* _Supplied records_

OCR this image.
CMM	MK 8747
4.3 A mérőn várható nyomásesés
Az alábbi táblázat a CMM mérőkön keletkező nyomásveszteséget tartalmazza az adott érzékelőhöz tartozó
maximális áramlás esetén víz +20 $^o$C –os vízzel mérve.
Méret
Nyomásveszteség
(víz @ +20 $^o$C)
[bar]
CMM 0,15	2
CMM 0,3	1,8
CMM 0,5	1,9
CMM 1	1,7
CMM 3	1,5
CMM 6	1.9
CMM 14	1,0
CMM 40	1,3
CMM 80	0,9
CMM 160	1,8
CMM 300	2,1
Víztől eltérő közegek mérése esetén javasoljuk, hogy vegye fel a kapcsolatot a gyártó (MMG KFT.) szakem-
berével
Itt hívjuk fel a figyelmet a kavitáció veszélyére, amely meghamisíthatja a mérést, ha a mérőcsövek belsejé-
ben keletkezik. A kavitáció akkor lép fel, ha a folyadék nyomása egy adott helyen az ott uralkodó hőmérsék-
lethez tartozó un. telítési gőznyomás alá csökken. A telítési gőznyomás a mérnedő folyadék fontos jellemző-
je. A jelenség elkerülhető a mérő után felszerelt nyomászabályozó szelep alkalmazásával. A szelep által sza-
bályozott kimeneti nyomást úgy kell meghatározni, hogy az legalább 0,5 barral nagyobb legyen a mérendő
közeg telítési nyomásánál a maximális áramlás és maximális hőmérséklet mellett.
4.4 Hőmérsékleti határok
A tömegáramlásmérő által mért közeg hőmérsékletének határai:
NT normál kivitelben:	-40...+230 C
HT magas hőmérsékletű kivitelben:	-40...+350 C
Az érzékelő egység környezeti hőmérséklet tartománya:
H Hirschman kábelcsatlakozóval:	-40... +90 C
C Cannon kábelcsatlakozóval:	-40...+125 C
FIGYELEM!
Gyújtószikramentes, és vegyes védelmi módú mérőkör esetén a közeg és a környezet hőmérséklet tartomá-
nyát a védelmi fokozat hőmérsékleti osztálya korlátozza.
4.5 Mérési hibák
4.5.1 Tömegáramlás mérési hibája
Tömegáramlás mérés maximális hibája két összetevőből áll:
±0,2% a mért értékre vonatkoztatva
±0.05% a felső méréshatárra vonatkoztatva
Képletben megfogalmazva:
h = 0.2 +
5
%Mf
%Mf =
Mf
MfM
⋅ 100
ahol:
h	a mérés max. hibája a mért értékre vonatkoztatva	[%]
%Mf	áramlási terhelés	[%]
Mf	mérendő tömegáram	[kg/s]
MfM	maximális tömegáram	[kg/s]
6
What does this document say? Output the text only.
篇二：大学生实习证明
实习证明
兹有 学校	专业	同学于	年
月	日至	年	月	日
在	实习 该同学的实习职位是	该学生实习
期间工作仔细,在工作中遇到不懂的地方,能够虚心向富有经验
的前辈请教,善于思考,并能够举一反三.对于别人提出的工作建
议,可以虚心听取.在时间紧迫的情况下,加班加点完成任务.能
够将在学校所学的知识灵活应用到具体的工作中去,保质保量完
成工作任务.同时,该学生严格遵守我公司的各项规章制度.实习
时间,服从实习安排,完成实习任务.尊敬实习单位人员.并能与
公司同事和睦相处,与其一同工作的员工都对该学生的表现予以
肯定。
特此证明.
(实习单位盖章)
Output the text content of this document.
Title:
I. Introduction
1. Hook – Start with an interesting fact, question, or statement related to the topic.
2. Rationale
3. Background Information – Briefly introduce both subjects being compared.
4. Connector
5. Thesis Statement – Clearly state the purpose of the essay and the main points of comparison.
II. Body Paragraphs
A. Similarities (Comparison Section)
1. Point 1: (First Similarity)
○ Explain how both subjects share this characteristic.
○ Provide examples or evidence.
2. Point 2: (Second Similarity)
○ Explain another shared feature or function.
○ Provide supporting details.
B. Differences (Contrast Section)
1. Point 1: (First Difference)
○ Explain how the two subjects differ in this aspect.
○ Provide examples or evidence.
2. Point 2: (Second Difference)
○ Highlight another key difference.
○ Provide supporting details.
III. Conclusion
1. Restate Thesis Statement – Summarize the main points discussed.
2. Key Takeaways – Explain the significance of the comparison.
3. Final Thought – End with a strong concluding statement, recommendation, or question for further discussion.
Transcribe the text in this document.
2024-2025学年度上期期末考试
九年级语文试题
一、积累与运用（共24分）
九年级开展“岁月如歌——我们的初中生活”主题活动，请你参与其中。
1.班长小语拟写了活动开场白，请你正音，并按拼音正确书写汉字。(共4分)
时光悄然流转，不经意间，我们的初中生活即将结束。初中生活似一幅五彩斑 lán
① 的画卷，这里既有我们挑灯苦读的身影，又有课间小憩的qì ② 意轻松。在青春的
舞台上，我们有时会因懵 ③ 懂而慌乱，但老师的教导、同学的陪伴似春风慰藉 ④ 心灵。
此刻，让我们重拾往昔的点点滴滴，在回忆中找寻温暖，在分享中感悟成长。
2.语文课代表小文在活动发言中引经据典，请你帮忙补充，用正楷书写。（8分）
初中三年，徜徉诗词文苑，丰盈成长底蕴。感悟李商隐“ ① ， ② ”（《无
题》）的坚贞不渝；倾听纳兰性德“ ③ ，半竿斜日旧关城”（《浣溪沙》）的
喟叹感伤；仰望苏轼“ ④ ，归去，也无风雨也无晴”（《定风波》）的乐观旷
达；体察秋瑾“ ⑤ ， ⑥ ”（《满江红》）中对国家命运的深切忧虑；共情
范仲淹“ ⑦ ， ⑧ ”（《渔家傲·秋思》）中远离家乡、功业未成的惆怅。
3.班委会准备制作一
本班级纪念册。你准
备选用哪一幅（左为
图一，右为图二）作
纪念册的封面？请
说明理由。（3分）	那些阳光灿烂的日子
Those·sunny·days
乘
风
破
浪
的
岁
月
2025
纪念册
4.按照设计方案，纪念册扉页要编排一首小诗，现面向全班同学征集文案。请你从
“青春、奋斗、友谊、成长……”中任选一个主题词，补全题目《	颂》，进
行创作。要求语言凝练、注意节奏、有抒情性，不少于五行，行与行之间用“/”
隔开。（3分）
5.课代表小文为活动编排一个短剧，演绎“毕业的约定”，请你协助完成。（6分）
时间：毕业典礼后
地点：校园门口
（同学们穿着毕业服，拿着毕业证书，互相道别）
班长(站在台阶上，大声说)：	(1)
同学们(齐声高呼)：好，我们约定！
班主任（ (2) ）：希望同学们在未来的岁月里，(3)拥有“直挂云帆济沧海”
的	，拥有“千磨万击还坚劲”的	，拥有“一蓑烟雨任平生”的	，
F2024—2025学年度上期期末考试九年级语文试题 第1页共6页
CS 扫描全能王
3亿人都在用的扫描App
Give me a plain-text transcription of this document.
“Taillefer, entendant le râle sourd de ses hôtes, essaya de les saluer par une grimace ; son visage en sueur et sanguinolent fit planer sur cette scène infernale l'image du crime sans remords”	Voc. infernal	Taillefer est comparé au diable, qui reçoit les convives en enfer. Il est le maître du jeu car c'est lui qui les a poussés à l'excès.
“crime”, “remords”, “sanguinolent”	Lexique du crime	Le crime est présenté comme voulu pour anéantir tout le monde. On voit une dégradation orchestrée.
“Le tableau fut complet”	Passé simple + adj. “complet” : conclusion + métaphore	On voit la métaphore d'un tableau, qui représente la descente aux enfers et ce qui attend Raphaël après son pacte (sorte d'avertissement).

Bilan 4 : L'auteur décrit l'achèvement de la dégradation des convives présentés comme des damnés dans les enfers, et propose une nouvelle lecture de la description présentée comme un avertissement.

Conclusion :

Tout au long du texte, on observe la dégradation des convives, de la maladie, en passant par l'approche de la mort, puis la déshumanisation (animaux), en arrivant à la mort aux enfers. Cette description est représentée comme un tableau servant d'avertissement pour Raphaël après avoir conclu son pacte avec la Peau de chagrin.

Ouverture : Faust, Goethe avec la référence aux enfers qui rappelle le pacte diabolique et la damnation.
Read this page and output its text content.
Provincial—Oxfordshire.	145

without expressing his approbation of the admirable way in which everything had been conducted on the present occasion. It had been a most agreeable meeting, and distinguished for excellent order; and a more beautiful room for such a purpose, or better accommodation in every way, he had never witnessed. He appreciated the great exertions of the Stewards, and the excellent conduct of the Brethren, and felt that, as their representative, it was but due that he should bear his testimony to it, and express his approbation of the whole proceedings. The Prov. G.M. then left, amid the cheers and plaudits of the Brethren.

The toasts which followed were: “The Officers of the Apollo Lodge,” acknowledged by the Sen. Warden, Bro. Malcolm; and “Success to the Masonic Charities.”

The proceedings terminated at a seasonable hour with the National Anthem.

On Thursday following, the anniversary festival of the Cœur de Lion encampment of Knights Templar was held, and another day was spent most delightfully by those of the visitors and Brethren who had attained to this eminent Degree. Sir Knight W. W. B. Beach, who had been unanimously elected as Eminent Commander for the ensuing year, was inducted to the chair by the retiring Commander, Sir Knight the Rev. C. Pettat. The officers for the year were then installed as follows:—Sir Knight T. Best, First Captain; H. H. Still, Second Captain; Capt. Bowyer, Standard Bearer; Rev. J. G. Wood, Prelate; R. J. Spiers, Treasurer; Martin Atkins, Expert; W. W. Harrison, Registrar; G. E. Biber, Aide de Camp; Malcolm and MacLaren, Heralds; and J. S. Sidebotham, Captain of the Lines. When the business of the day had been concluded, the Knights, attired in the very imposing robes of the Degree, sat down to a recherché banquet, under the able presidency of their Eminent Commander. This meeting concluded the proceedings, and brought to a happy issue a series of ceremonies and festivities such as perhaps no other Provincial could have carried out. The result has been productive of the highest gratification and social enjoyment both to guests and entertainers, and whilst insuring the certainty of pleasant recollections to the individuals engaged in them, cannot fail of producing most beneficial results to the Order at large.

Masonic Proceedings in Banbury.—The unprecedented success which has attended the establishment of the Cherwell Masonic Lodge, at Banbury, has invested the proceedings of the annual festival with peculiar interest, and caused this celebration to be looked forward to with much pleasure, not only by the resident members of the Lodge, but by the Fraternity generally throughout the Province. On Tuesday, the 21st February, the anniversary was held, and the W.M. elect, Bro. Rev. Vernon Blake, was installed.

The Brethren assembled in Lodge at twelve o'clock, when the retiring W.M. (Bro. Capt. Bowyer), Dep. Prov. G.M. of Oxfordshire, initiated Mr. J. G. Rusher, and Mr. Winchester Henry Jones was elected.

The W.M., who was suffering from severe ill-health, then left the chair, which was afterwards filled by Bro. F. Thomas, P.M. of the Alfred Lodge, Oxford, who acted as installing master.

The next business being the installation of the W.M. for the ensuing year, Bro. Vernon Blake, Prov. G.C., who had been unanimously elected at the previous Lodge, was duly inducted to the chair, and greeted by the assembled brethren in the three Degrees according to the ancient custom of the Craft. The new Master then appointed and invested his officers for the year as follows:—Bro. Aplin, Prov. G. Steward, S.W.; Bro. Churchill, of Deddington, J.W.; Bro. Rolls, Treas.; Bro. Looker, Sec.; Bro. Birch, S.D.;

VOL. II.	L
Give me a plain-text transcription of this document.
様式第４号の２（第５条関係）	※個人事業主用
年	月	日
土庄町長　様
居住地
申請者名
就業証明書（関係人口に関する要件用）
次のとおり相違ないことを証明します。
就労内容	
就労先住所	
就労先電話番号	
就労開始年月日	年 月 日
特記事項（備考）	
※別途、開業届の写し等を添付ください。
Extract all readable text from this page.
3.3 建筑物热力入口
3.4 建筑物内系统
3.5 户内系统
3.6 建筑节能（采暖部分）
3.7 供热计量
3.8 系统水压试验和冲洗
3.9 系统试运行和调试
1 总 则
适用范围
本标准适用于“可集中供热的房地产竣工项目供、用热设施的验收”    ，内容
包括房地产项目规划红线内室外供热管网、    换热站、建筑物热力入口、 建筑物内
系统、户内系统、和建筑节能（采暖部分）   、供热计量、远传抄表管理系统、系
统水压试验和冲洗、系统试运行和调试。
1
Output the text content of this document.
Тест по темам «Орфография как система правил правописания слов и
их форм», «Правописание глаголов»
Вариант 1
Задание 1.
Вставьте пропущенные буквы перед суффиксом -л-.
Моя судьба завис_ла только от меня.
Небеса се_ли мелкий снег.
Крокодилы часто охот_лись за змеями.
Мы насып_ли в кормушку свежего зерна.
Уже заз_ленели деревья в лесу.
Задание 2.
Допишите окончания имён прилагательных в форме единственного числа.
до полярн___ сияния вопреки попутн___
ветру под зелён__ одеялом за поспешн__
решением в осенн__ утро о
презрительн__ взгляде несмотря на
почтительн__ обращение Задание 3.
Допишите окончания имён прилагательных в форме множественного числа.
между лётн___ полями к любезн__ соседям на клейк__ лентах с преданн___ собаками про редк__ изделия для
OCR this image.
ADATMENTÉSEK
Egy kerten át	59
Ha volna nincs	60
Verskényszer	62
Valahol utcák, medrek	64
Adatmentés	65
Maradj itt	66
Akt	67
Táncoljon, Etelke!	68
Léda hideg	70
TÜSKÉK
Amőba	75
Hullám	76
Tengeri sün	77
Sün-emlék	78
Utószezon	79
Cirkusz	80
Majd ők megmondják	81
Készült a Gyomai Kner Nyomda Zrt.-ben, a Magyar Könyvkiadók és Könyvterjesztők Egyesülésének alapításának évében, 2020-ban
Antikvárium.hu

* _What is asked_
Lines containing the word "Section" must all be returned from the material above.

* _Answer to this task_
A. Similarities (Comparison Section)
B. Differences (Contrast Section)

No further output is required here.